GIVEN REQUEST ▸ Wherever the word "last" appears in a line, copy that line.
--- BEGIN GIVEN RECORDS ---
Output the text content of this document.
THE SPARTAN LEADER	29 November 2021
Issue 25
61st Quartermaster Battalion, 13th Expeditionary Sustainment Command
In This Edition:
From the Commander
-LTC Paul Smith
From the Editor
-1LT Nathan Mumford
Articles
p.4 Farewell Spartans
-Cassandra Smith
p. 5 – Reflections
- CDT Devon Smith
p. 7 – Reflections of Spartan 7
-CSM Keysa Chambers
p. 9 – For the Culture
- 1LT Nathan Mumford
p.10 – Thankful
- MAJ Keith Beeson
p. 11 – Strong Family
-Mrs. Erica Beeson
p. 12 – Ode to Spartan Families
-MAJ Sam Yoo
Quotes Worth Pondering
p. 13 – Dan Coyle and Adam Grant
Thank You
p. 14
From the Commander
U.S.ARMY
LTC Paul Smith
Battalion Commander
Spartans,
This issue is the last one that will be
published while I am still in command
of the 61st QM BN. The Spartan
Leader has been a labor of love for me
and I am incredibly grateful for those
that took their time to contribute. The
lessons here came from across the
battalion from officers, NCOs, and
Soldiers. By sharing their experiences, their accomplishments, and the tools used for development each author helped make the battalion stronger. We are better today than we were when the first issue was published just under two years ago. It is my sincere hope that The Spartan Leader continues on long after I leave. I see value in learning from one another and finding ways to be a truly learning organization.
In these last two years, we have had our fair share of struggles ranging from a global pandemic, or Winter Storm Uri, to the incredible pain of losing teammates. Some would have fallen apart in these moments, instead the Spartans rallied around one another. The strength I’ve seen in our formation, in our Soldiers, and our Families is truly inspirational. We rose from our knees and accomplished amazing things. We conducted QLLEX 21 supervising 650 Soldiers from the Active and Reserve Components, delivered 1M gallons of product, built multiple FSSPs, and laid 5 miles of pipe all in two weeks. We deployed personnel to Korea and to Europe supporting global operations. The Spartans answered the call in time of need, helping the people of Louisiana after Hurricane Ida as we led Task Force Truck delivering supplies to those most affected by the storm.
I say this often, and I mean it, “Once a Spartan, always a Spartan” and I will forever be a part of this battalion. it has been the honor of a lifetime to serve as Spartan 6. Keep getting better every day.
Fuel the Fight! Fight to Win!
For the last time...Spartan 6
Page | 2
--- END GIVEN RECORDS ---
TASK ANSWER ▸
This issue is the last one that will be
In these last two years, we have had our fair share of struggles ranging from a global pandemic, or Winter Storm Uri, to the incredible pain of losing teammates. Some would have fallen apart in these moments, instead the Spartans rallied around one another. The strength I’ve seen in our formation, in our Soldiers, and our Families is truly inspirational. We rose from our knees and accomplished amazing things. We conducted QLLEX 21 supervising 650 Soldiers from the Active and Reserve Components, delivered 1M gallons of product, built multiple FSSPs, and laid 5 miles of pipe all in two weeks. We deployed personnel to Korea and to Europe supporting global operations. The Spartans answered the call in time of need, helping the people of Louisiana after Hurricane Ida as we led Task Force Truck delivering supplies to those most affected by the storm.
For the last time...Spartan 6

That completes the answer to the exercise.